▶ _WORK TO DO_
Write the number of lines holding the word "данных", and nothing else.
######
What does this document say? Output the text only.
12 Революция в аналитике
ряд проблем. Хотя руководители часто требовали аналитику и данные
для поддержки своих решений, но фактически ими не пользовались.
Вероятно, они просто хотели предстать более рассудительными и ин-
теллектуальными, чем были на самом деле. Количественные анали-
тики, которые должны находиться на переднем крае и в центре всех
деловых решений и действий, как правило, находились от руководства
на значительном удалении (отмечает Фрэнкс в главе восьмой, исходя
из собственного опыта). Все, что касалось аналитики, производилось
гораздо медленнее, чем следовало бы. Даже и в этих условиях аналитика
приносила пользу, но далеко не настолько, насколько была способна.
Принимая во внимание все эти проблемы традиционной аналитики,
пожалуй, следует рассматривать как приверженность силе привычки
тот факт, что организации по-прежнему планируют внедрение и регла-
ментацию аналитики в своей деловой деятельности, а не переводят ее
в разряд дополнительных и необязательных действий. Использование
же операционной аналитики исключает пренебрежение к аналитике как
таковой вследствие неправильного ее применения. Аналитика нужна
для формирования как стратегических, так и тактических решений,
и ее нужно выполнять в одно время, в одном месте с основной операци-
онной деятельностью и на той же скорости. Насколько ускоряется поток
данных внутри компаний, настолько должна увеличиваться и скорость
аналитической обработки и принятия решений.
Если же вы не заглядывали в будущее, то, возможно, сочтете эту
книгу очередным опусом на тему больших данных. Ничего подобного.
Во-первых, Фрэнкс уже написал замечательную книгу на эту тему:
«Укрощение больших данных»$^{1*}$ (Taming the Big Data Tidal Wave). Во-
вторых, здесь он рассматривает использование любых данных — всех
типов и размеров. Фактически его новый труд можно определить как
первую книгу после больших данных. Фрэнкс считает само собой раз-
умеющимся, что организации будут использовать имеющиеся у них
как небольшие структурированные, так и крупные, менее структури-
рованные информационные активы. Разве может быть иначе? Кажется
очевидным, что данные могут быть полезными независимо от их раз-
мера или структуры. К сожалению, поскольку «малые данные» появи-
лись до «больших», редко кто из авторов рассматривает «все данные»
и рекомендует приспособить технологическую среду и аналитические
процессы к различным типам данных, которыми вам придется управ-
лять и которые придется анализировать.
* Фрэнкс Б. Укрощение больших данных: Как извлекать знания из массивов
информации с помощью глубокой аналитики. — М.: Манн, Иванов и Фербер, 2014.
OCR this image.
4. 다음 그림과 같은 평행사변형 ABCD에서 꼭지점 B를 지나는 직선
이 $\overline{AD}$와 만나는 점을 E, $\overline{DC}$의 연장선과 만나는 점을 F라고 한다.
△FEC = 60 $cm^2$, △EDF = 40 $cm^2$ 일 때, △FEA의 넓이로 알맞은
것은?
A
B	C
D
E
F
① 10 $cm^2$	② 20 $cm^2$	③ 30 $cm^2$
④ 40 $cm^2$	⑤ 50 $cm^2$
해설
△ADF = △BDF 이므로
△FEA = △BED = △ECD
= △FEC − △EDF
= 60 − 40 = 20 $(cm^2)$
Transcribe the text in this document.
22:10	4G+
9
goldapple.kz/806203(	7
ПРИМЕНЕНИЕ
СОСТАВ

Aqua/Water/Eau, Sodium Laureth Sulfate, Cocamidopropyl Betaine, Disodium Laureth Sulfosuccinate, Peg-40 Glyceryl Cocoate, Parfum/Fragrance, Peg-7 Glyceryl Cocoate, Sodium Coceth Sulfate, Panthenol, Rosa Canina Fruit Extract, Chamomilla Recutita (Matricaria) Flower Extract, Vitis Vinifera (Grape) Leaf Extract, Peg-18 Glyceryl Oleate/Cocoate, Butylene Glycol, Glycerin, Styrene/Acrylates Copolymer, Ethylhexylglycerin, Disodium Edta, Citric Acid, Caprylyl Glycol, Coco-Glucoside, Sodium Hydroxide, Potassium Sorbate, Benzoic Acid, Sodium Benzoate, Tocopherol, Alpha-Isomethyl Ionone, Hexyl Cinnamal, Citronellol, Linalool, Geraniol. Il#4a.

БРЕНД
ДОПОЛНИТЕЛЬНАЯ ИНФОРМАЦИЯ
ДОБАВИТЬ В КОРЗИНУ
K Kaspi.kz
######
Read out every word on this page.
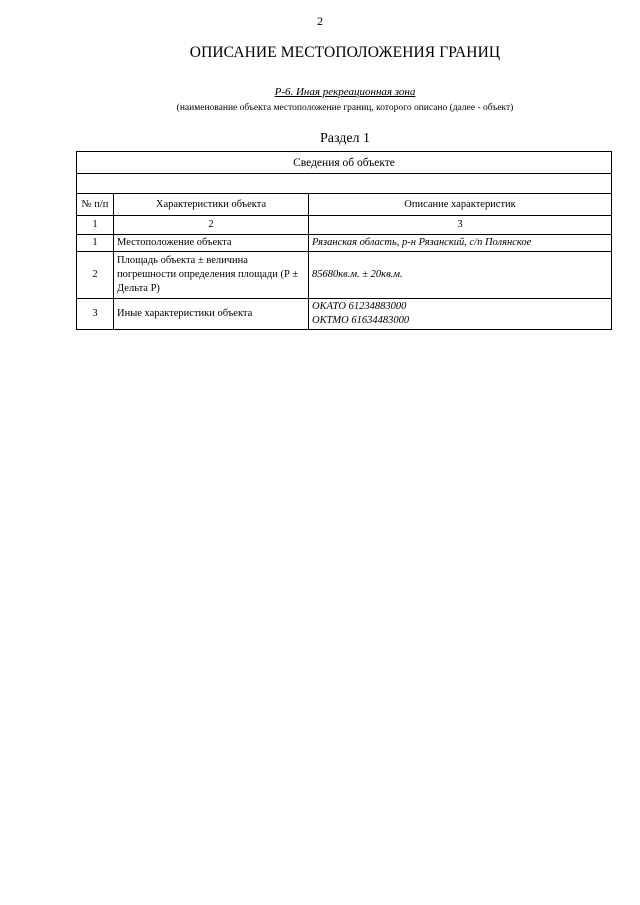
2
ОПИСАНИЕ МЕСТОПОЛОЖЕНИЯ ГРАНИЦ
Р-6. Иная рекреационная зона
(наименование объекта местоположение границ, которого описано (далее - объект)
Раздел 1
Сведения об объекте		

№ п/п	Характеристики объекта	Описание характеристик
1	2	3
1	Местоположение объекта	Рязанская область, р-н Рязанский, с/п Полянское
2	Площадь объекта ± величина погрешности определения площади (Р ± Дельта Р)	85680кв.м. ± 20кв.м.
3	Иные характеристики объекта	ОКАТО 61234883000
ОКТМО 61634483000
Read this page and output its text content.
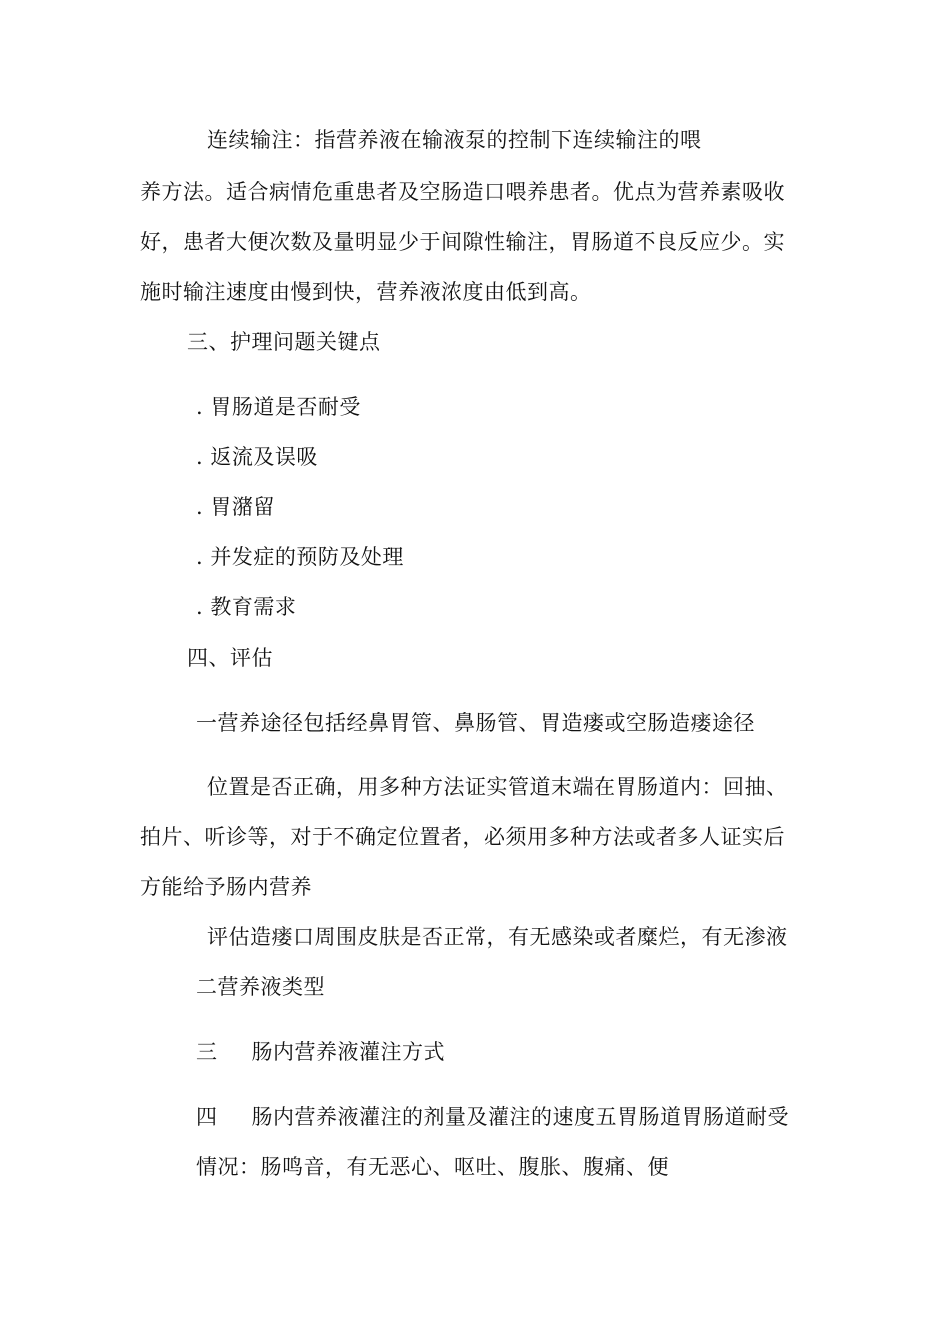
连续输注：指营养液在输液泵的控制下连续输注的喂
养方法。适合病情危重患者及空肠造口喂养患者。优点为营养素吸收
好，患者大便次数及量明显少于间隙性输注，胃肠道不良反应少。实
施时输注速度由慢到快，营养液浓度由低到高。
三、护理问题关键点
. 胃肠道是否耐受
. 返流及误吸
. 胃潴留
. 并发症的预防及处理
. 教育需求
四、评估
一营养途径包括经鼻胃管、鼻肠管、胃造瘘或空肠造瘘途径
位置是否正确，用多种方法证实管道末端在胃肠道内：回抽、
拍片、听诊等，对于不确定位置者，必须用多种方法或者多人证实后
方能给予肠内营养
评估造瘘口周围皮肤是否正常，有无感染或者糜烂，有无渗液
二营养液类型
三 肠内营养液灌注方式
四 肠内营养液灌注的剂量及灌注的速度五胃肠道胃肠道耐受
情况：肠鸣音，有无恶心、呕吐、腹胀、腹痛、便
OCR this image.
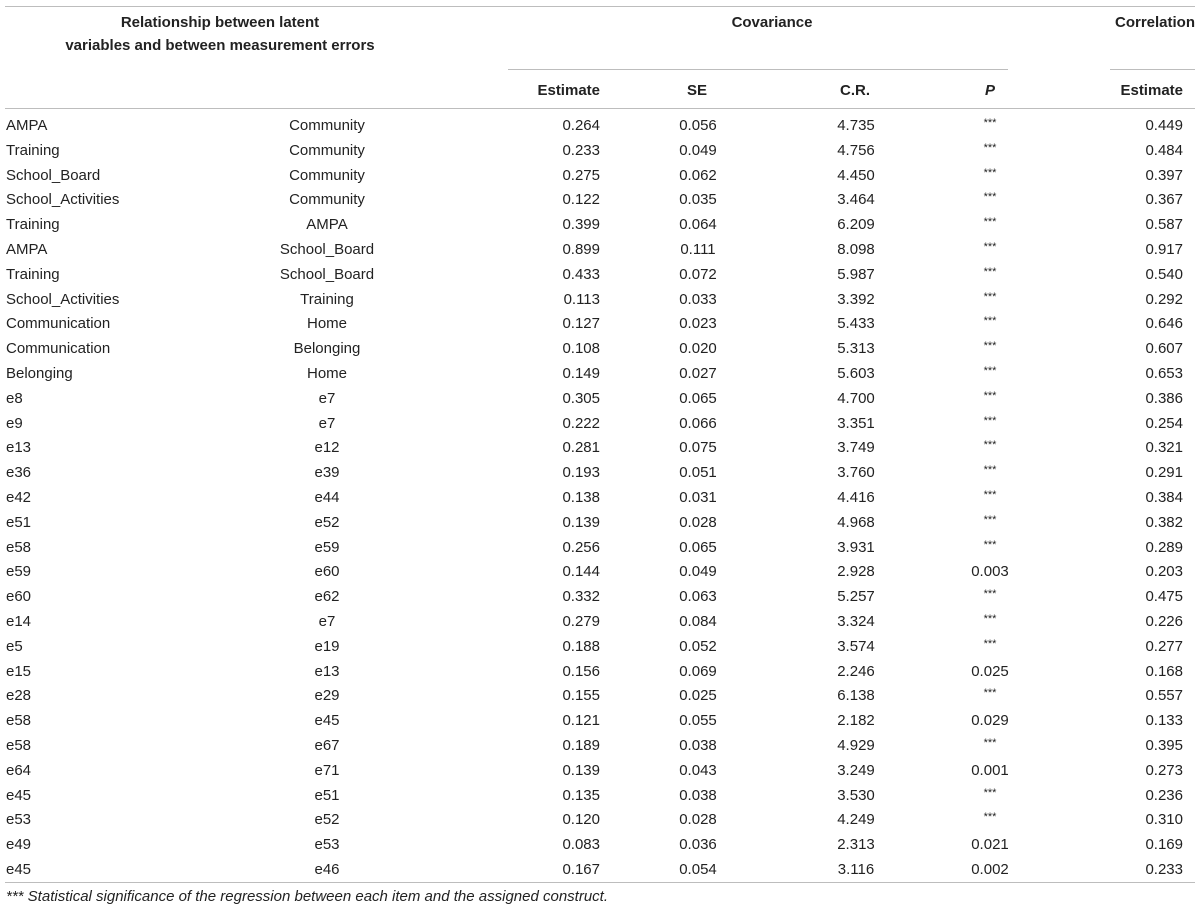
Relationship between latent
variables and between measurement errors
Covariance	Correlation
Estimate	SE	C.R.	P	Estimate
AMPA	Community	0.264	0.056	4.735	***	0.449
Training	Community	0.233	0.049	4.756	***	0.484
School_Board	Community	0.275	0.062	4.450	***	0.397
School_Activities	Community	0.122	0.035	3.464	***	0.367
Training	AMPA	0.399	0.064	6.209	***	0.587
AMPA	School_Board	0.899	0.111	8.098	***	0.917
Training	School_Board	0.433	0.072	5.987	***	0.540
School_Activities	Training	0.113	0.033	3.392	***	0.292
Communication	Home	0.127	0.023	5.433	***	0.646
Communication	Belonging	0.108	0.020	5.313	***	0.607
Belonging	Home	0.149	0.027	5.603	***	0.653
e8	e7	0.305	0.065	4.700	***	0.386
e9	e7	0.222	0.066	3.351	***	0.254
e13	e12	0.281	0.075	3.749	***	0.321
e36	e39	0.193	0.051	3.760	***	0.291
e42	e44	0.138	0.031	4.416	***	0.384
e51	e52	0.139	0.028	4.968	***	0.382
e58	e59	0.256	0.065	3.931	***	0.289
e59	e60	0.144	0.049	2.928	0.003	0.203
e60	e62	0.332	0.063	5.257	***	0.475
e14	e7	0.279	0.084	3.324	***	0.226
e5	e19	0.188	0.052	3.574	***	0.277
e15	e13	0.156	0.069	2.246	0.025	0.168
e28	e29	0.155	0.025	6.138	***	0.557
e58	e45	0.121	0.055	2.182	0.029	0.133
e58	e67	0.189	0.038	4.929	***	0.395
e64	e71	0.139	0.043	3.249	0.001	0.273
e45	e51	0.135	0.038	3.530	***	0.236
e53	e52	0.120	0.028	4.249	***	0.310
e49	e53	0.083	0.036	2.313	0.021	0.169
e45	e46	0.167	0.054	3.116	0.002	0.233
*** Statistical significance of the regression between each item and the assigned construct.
######
▶ _WRITTEN RESPONSE_
7